>>>>

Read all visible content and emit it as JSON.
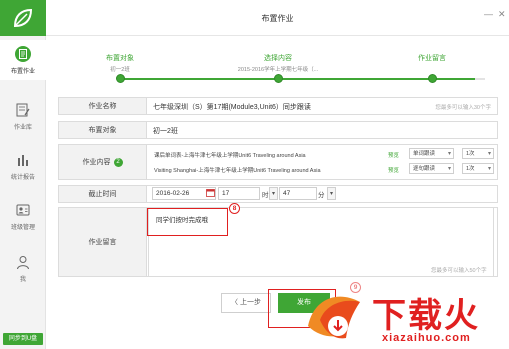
{
  "app": {
    "sidebar_sync": "同步到U盘"
  },
  "sidebar": {
    "items": [
      {
        "label": "布置作业",
        "icon": "assign-homework-icon"
      },
      {
        "label": "作业库",
        "icon": "homework-library-icon"
      },
      {
        "label": "统计报告",
        "icon": "statistics-icon"
      },
      {
        "label": "班级管理",
        "icon": "class-management-icon"
      },
      {
        "label": "我",
        "icon": "person-icon"
      }
    ]
  },
  "header": {
    "title": "布置作业"
  },
  "steps": [
    {
      "label": "布置对象",
      "sub": "初一2班"
    },
    {
      "label": "选择内容",
      "sub": "2015-2016学年上学期七年级（..."
    },
    {
      "label": "作业留言",
      "sub": ""
    }
  ],
  "form": {
    "name_label": "作业名称",
    "name_value": "七年级深圳（S）第17期(Module3,Unit6）同步跟读",
    "name_hint": "您最多可以输入30个字",
    "target_label": "布置对象",
    "target_value": "初一2班",
    "content_label": "作业内容",
    "content_badge": "2",
    "content_items": [
      {
        "text": "课后单词表-上海牛津七年级上学期Unit6 Traveling around Asia",
        "preview": "预览",
        "mode": "单词跟读",
        "count": "1次"
      },
      {
        "text": "Visiting Shanghai-上海牛津七年级上学期Unit6 Traveling around Asia",
        "preview": "预览",
        "mode": "逐句跟读",
        "count": "1次"
      }
    ],
    "deadline_label": "截止时间",
    "deadline_date": "2016-02-26",
    "deadline_hour": "17",
    "hour_unit": "时",
    "deadline_minute": "47",
    "minute_unit": "分",
    "message_label": "作业留言",
    "message_value": "同学们按时完成哦",
    "message_hint": "您最多可以输入50个字"
  },
  "annotations": {
    "step_8": "8",
    "step_9": "9"
  },
  "buttons": {
    "prev": "上一步",
    "publish": "发布"
  },
  "watermark": {
    "text": "下载火",
    "url": "xiazaihuo.com"
  },
  "colors": {
    "accent": "#3fa635",
    "highlight": "#e02020"
  }
}
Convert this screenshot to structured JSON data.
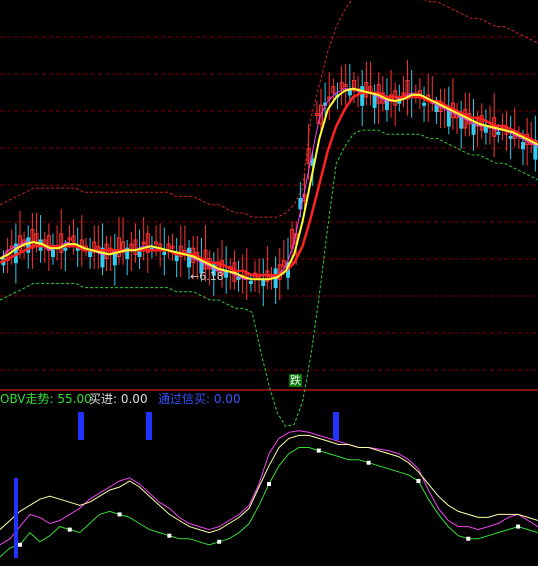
{
  "indicator": {
    "obv_label": "OBV走势: 55.00",
    "buy_label": "买进: 0.00",
    "pass_label": "通过信买: 0.00"
  },
  "price_panel": {
    "low_tag": "←6.18",
    "signal_tag": "跌"
  },
  "colors": {
    "background": "#000000",
    "grid": "#7a0000",
    "divider": "#ff2222",
    "up_candle": "#ff3333",
    "down_candle": "#33ccee",
    "ma_fast": "#ffff33",
    "ma_slow": "#ff2222",
    "ma_magenta": "#ee44ee",
    "band_upper": "#cc2222",
    "band_lower": "#33cc33",
    "obv_line": "#33dd33",
    "signal_bar": "#2233ff"
  },
  "chart_data": [
    {
      "type": "line",
      "title": "",
      "series": [
        {
          "values": [
            10,
            12,
            13,
            14,
            14,
            13,
            12,
            13,
            14,
            13,
            12,
            12,
            11,
            11,
            12,
            12,
            12,
            13,
            13,
            12,
            12,
            11,
            11,
            10,
            9,
            8,
            7,
            7,
            6,
            5,
            5,
            5,
            5,
            6,
            8,
            14,
            24,
            34,
            44,
            48,
            50,
            51,
            51,
            50,
            50,
            49,
            48,
            48,
            49,
            50,
            49,
            48,
            47,
            46,
            45,
            44,
            43,
            42,
            42,
            41,
            41,
            40,
            39,
            38,
            37
          ]
        },
        {
          "values": [
            9,
            10,
            11,
            12,
            13,
            13,
            13,
            13,
            13,
            13,
            12,
            12,
            12,
            12,
            12,
            12,
            12,
            12,
            12,
            12,
            12,
            11,
            11,
            11,
            10,
            9,
            9,
            8,
            7,
            7,
            6,
            6,
            6,
            6,
            7,
            9,
            13,
            20,
            28,
            36,
            42,
            46,
            49,
            50,
            50,
            50,
            49,
            49,
            49,
            49,
            49,
            48,
            48,
            47,
            46,
            45,
            44,
            44,
            43,
            42,
            42,
            41,
            40,
            39,
            38
          ]
        }
      ]
    },
    {
      "type": "line",
      "title": "",
      "series": [
        {
          "values": [
            10,
            14,
            22,
            30,
            28,
            24,
            26,
            30,
            34,
            40,
            44,
            48,
            52,
            54,
            50,
            44,
            38,
            34,
            28,
            24,
            22,
            20,
            22,
            26,
            30,
            36,
            50,
            70,
            80,
            84,
            85,
            84,
            82,
            80,
            78,
            76,
            74,
            74,
            73,
            72,
            70,
            66,
            60,
            46,
            34,
            26,
            22,
            22,
            20,
            22,
            24,
            28,
            30,
            26,
            22
          ]
        },
        {
          "values": [
            20,
            26,
            32,
            36,
            40,
            42,
            40,
            38,
            36,
            38,
            42,
            46,
            48,
            52,
            48,
            42,
            36,
            30,
            26,
            22,
            20,
            18,
            20,
            24,
            28,
            34,
            48,
            62,
            74,
            80,
            82,
            82,
            80,
            78,
            76,
            76,
            74,
            74,
            72,
            70,
            68,
            64,
            58,
            50,
            42,
            36,
            32,
            30,
            28,
            28,
            30,
            30,
            30,
            28,
            26
          ]
        },
        {
          "values": [
            2,
            8,
            10,
            18,
            12,
            16,
            22,
            20,
            18,
            24,
            30,
            32,
            30,
            28,
            24,
            20,
            18,
            16,
            14,
            14,
            12,
            10,
            12,
            14,
            18,
            24,
            36,
            50,
            62,
            70,
            74,
            74,
            72,
            70,
            68,
            66,
            66,
            64,
            62,
            60,
            58,
            56,
            52,
            40,
            30,
            22,
            16,
            14,
            14,
            16,
            18,
            20,
            22,
            20,
            18
          ]
        }
      ]
    }
  ]
}
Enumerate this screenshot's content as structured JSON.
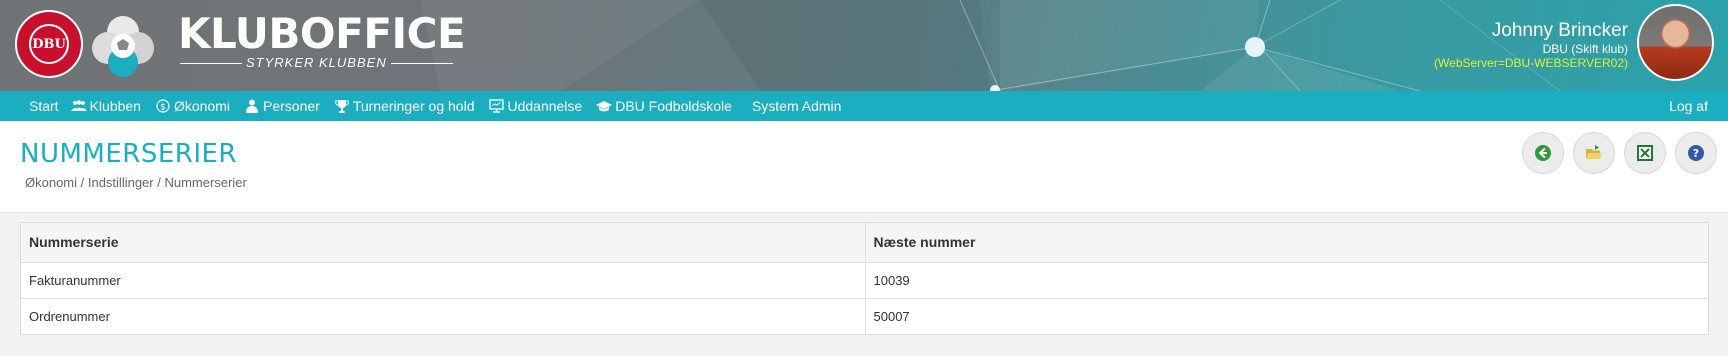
{
  "app": {
    "brand_title": "KLUBOFFICE",
    "brand_subtitle": "STYRKER KLUBBEN",
    "dbu_logo_text": "DBU"
  },
  "user": {
    "name": "Johnny Brincker",
    "club": "DBU (Skift klub)",
    "server": "(WebServer=DBU-WEBSERVER02)"
  },
  "nav": {
    "items": [
      {
        "label": "Start",
        "icon": ""
      },
      {
        "label": "Klubben",
        "icon": "people-icon"
      },
      {
        "label": "Økonomi",
        "icon": "money-icon"
      },
      {
        "label": "Personer",
        "icon": "person-icon"
      },
      {
        "label": "Turneringer og hold",
        "icon": "trophy-icon"
      },
      {
        "label": "Uddannelse",
        "icon": "presentation-icon"
      },
      {
        "label": "DBU Fodboldskole",
        "icon": "graduation-cap-icon"
      },
      {
        "label": "System Admin",
        "icon": ""
      }
    ],
    "logout": "Log af"
  },
  "page": {
    "title": "NUMMERSERIER",
    "breadcrumb": "Økonomi / Indstillinger / Nummerserier"
  },
  "toolbar": [
    {
      "name": "back-button",
      "icon": "back-arrow-icon"
    },
    {
      "name": "open-folder-button",
      "icon": "folder-icon"
    },
    {
      "name": "excel-export-button",
      "icon": "excel-icon"
    },
    {
      "name": "help-button",
      "icon": "help-icon"
    }
  ],
  "table": {
    "headers": [
      "Nummerserie",
      "Næste nummer"
    ],
    "rows": [
      [
        "Fakturanummer",
        "10039"
      ],
      [
        "Ordrenummer",
        "50007"
      ]
    ]
  },
  "colors": {
    "accent": "#1aaec0",
    "server_text": "#e2f02a",
    "dbu_red": "#c8102e"
  }
}
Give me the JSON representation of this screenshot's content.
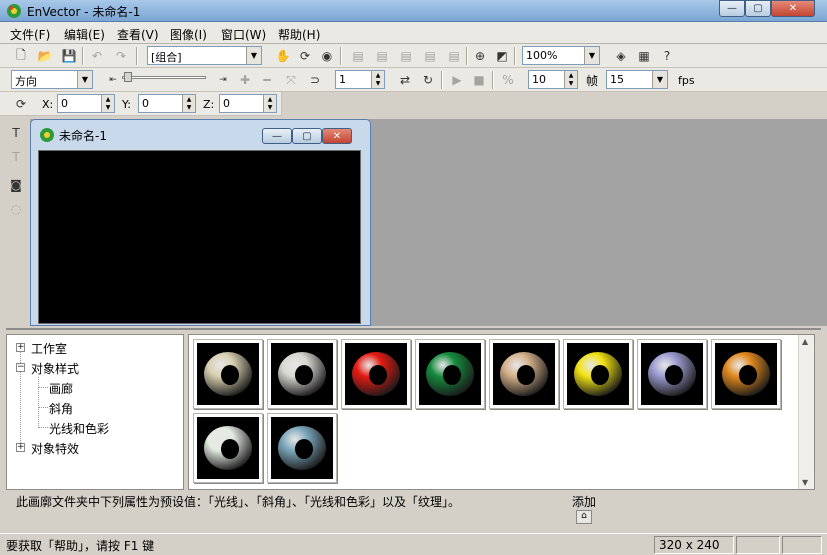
{
  "window": {
    "title": "EnVector - 未命名-1",
    "controls": {
      "minimize": "—",
      "maximize": "▢",
      "close": "✕"
    }
  },
  "menu": [
    "文件(F)",
    "编辑(E)",
    "查看(V)",
    "图像(I)",
    "窗口(W)",
    "帮助(H)"
  ],
  "toolbar1": {
    "group_combo": "[组合]",
    "zoom_combo": "100%"
  },
  "toolbar2": {
    "direction_combo": "方向",
    "frame_spin": "1",
    "speed_spin": "10",
    "frame_label": "帧",
    "fps_combo": "15",
    "fps_label": "fps"
  },
  "toolbar3": {
    "x_label": "X:",
    "x_value": "0",
    "y_label": "Y:",
    "y_value": "0",
    "z_label": "Z:",
    "z_value": "0"
  },
  "child_window": {
    "title": "未命名-1"
  },
  "tree": [
    {
      "label": "工作室",
      "expander": "+"
    },
    {
      "label": "对象样式",
      "expander": "−"
    },
    {
      "label": "画廊"
    },
    {
      "label": "斜角"
    },
    {
      "label": "光线和色彩"
    },
    {
      "label": "对象特效",
      "expander": "+"
    }
  ],
  "gallery": {
    "items": [
      {
        "name": "beige-torus",
        "color": "#d8cfb0"
      },
      {
        "name": "white-torus",
        "color": "#d9d6d0"
      },
      {
        "name": "red-torus",
        "color": "#e61a12"
      },
      {
        "name": "green-torus",
        "color": "#158a3c"
      },
      {
        "name": "tan-torus",
        "color": "#d4b08a"
      },
      {
        "name": "yellow-torus",
        "color": "#f2e412"
      },
      {
        "name": "lavender-torus",
        "color": "#9a9bd0"
      },
      {
        "name": "orange-torus",
        "color": "#e2891e"
      },
      {
        "name": "pearl-torus",
        "color": "#e4ece2"
      },
      {
        "name": "bluegray-torus",
        "color": "#7ba7bb"
      }
    ]
  },
  "description": "此画廓文件夹中下列属性为预设值：「光线」、「斜角」、「光线和色彩」以及「纹理」。",
  "add_label": "添加",
  "statusbar": {
    "help_text": "要获取「帮助」，请按 F1 键",
    "dimensions": "320 x 240"
  }
}
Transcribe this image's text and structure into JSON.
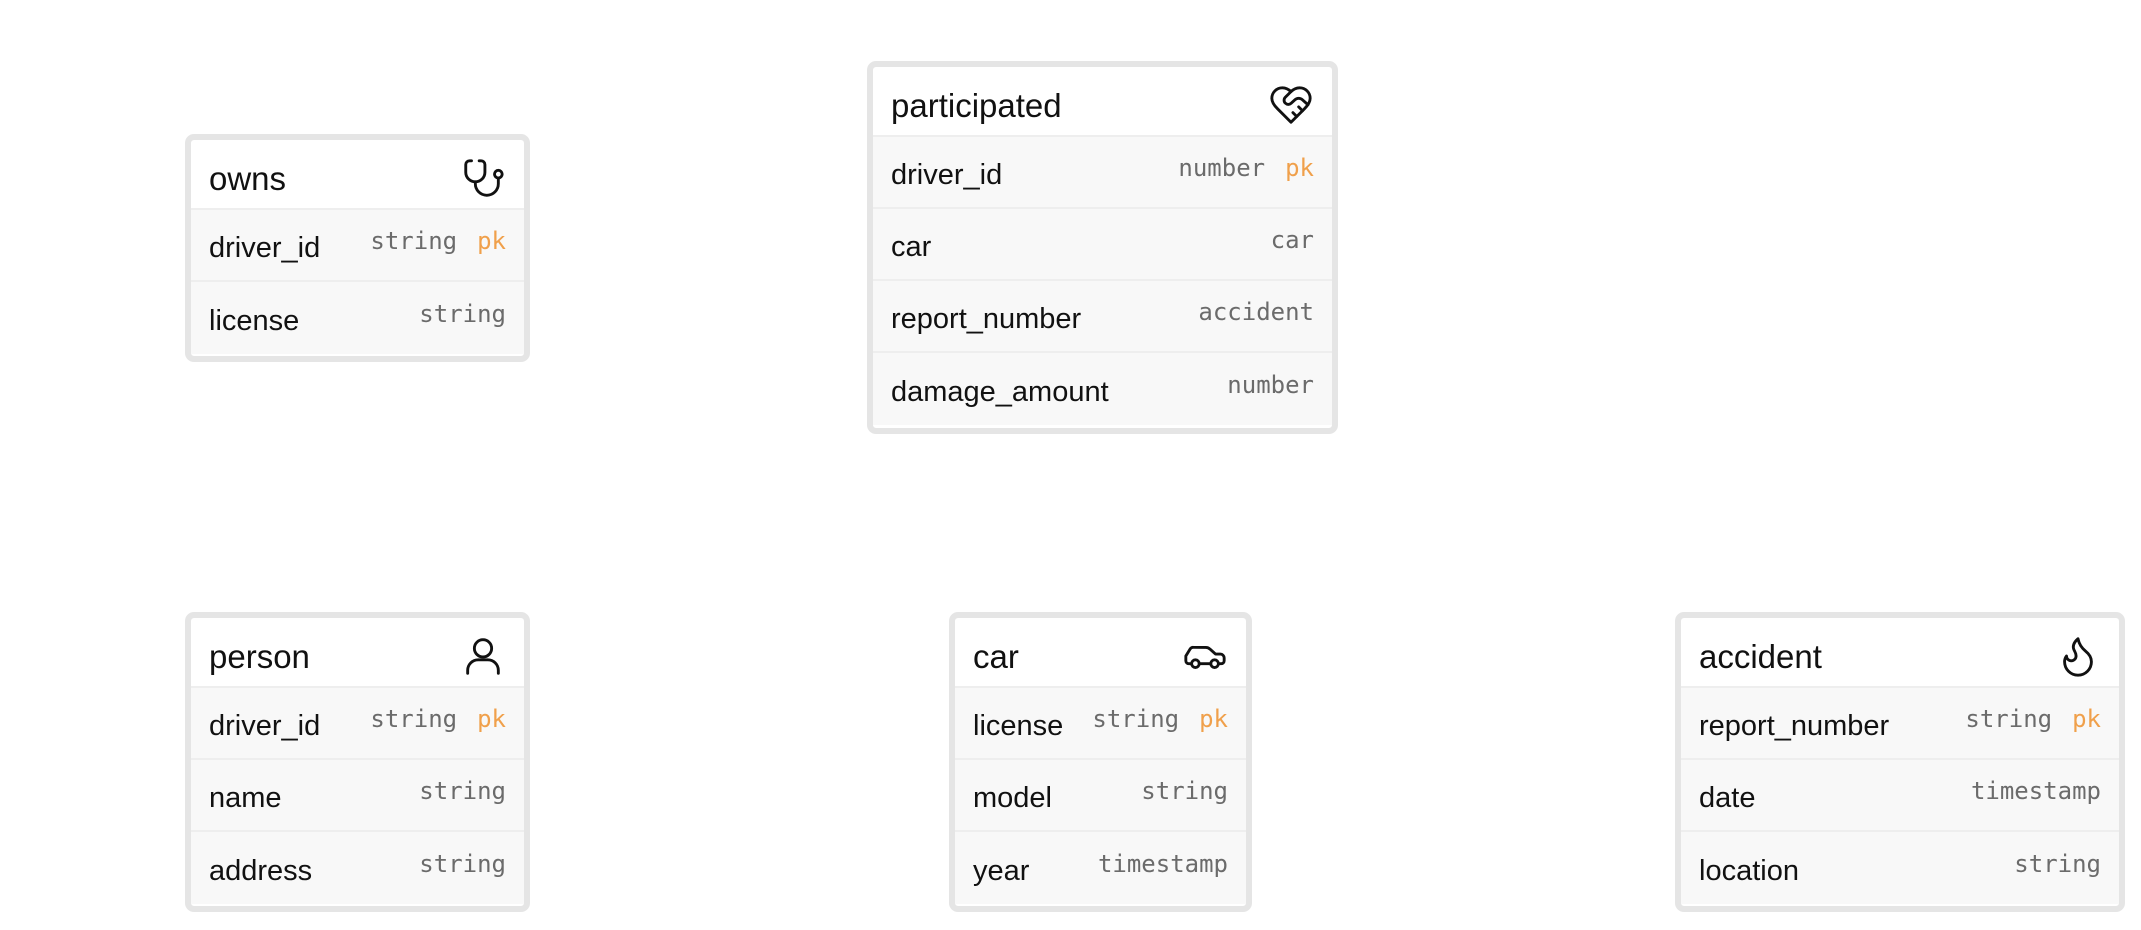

<<<<

Search the data for the word "光线和色彩" and copy each line where it appears.

      "label": "光线和色彩"
  "description": "此画廓文件夹中下列属性为预设值：「光线」、「斜角」、「光线和色彩」以及「纹理」。",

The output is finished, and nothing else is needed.